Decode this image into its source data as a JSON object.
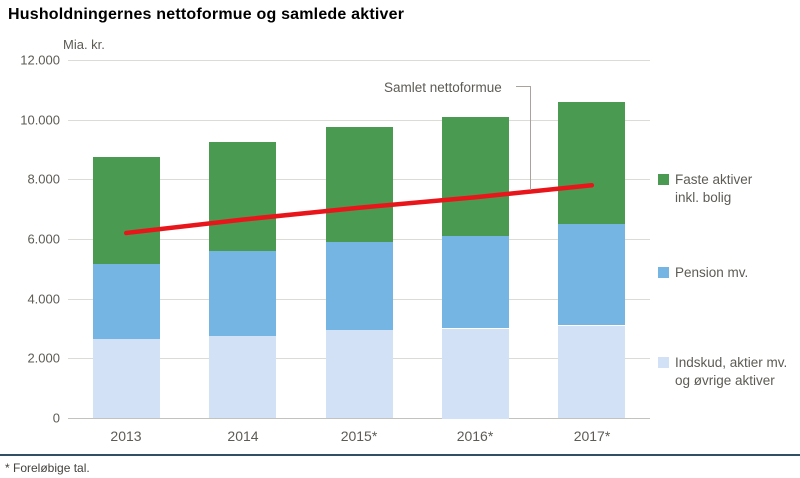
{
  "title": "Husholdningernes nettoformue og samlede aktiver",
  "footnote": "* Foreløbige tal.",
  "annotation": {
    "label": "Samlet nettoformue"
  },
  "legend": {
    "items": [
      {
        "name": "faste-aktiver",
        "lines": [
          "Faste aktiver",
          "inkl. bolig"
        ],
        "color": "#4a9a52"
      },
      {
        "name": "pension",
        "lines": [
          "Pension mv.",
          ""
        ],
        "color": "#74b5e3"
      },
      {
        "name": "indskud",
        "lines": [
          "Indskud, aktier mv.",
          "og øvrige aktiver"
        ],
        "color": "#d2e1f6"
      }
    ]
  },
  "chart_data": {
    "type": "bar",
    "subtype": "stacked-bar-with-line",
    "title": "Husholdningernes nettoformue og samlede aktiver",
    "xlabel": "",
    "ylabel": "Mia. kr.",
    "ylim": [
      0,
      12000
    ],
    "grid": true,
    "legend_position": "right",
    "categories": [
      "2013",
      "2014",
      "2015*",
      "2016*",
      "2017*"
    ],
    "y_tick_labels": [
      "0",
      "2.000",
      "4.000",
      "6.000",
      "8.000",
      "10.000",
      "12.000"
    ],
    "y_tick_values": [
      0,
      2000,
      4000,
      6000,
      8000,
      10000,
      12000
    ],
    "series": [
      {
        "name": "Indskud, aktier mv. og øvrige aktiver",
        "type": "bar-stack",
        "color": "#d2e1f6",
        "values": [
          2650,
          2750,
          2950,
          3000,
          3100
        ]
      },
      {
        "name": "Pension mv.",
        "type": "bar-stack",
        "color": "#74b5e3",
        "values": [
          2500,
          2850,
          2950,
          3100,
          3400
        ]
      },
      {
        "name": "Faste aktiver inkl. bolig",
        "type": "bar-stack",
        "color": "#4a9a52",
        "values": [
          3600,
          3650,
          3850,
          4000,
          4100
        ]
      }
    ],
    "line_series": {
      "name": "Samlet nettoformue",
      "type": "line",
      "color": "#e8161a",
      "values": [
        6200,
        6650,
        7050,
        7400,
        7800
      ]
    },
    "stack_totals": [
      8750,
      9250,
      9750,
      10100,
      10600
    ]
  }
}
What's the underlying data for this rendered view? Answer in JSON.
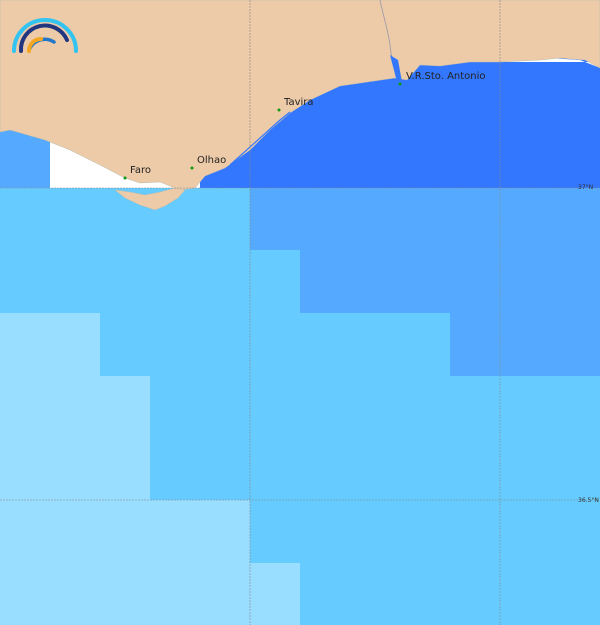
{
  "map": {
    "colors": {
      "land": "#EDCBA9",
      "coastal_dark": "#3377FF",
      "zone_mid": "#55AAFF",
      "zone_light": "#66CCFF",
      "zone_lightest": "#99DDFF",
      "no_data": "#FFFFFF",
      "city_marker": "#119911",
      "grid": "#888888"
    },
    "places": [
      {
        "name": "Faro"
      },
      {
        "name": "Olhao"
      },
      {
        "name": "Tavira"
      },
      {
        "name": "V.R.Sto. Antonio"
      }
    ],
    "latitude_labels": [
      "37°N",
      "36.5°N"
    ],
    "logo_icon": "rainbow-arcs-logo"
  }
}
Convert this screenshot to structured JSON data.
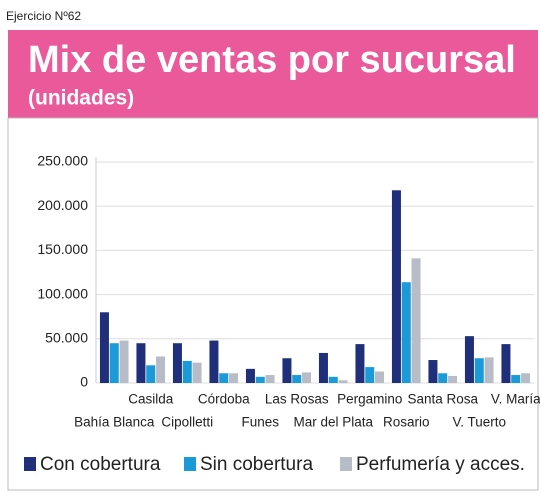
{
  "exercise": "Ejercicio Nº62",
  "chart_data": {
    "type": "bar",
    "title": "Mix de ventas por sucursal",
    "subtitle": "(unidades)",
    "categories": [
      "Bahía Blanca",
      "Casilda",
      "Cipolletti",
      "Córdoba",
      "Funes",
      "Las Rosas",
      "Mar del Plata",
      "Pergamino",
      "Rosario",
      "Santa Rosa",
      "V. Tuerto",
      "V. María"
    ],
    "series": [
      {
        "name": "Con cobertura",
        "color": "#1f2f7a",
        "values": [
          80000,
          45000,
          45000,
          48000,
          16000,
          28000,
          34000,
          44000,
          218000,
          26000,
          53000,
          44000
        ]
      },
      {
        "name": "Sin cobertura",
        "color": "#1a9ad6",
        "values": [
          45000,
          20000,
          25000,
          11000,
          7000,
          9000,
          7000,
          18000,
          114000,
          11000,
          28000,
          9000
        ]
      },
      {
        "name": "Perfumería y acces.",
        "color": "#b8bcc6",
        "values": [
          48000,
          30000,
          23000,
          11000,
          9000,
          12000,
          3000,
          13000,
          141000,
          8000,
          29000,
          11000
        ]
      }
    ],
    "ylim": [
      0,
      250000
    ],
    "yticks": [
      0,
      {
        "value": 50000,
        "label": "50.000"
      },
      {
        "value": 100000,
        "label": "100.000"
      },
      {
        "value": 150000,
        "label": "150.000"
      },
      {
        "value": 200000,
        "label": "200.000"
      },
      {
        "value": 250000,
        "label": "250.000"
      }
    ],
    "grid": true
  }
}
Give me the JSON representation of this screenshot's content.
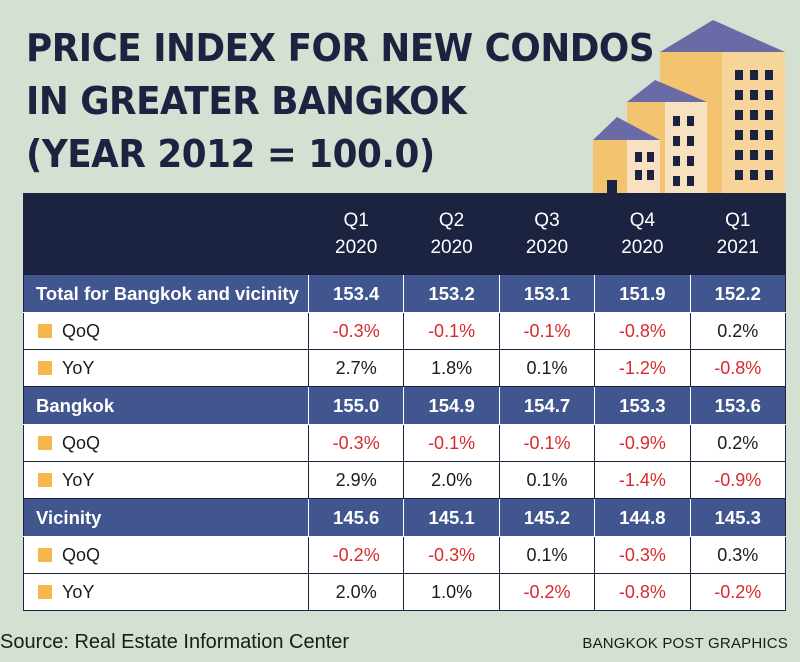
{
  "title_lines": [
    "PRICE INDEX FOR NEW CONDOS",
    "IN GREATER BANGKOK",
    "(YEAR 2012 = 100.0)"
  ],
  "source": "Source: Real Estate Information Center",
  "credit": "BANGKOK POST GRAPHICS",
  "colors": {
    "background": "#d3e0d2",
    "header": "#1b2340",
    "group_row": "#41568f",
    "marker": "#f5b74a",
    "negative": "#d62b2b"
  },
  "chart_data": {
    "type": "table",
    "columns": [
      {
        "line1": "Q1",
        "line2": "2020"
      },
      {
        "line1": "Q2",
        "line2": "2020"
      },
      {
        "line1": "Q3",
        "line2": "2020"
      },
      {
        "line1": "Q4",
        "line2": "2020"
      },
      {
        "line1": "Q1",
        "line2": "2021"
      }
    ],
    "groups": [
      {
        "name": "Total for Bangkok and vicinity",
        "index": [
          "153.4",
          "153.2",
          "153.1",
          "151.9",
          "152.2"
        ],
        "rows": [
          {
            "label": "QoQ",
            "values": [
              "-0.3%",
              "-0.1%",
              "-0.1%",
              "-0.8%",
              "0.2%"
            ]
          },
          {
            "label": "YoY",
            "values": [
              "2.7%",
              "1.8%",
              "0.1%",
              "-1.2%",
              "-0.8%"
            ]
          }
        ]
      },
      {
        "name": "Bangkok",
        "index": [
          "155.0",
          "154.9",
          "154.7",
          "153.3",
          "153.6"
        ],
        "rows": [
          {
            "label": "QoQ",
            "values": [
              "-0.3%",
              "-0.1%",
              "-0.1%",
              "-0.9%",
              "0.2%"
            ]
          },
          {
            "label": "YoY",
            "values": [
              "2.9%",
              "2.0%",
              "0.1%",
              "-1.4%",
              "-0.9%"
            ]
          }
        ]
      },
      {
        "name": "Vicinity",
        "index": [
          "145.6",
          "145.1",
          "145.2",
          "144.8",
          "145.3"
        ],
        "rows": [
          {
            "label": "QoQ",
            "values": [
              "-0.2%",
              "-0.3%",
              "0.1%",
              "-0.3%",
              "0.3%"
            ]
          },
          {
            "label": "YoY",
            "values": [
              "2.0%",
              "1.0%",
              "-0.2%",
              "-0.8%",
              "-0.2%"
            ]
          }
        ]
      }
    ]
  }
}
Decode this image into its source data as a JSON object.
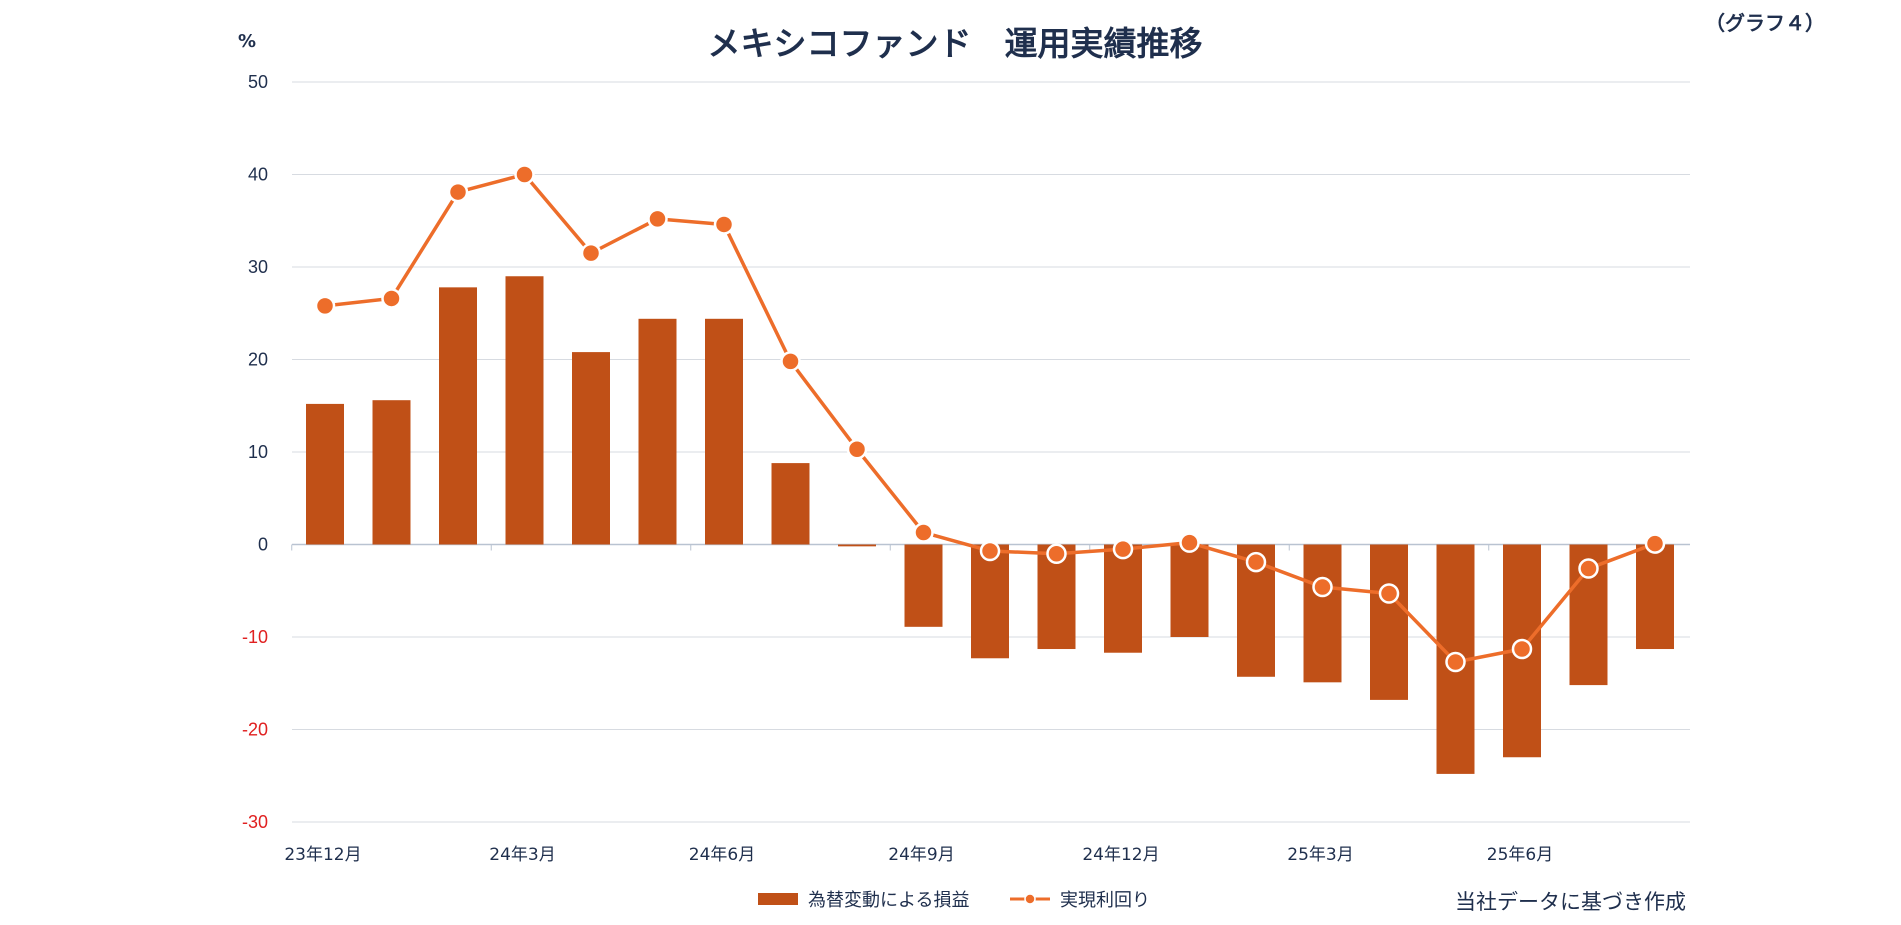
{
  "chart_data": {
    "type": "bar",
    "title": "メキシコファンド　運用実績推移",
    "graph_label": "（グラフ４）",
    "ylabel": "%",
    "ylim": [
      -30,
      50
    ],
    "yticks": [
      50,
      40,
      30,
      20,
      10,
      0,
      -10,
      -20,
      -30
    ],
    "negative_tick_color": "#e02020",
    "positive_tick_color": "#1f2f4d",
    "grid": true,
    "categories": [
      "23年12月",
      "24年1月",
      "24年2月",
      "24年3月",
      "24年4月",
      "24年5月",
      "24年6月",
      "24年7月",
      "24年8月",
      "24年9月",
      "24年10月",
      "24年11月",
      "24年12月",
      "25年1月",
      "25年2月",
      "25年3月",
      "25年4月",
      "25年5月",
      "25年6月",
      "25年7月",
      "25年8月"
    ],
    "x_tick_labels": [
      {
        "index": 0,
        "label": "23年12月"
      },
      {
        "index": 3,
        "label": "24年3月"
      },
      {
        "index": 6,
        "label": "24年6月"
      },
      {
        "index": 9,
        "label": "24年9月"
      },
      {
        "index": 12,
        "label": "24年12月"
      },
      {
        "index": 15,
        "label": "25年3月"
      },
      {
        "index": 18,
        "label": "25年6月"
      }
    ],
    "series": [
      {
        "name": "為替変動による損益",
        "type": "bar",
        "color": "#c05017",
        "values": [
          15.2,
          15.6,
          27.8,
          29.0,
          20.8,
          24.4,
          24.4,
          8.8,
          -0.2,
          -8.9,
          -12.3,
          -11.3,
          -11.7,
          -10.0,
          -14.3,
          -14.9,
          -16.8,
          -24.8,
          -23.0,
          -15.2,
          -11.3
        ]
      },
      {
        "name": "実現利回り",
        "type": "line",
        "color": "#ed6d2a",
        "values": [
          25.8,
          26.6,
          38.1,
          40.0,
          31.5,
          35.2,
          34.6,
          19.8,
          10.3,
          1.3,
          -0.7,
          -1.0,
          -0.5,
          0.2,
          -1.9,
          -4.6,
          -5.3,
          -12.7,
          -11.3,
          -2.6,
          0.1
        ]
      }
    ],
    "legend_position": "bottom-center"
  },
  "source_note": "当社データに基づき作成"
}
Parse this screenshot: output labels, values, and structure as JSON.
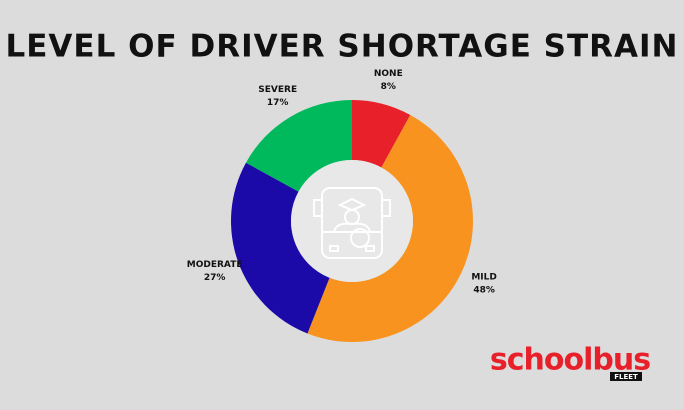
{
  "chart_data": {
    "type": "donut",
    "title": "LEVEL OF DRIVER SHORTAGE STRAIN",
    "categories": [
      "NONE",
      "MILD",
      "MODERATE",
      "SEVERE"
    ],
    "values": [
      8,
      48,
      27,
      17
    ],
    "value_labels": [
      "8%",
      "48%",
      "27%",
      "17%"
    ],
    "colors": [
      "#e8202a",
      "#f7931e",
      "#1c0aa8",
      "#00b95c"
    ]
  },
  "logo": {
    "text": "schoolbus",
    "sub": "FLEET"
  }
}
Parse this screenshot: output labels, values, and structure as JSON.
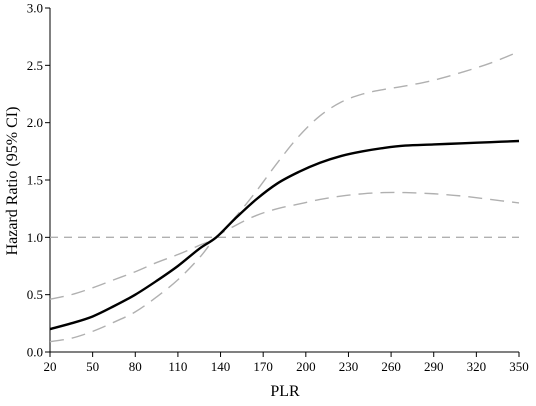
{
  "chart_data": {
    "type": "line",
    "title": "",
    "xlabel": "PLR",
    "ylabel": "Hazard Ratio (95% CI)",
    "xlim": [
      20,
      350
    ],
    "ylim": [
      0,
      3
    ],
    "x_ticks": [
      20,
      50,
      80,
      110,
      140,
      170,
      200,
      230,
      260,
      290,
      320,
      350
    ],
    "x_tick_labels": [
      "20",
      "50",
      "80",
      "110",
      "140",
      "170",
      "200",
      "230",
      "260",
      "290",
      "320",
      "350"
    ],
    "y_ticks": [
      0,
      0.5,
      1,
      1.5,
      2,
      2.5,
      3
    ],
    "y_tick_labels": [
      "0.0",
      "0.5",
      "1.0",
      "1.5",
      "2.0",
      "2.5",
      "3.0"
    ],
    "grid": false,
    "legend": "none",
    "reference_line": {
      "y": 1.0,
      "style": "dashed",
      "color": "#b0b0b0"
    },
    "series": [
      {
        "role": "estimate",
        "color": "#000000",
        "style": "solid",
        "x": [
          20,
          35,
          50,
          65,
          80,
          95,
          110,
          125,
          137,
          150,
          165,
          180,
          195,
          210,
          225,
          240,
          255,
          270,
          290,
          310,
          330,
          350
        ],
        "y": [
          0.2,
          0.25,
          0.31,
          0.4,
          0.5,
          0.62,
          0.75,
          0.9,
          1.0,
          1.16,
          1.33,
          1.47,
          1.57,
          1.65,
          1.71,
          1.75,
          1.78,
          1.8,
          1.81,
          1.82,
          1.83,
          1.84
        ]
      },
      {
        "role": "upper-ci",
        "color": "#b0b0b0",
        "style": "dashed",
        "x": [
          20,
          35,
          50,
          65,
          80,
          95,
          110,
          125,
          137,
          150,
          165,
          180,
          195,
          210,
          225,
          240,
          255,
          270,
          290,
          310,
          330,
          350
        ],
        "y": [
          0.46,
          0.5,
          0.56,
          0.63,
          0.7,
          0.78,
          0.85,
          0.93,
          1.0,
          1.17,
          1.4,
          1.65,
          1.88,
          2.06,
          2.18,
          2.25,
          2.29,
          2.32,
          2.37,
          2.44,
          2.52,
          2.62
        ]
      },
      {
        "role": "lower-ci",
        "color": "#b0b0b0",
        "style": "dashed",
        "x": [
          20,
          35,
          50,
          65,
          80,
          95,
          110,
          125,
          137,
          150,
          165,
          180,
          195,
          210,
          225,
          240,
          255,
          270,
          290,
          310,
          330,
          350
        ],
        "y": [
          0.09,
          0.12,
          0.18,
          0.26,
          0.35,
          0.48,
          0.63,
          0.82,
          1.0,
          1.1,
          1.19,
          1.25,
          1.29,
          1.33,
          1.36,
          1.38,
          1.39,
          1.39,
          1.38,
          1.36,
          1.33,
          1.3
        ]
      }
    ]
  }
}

Task instructions
Scan the material for lines with the word "screenshot", and copy each line you find.

Solution for this problem
Convert this screenshot to structured JSON data.
Give me the JSON representation of this screenshot's content.
Parse this screenshot: output labels, values, and structure as JSON.
Parse this screenshot: output labels, values, and structure as JSON.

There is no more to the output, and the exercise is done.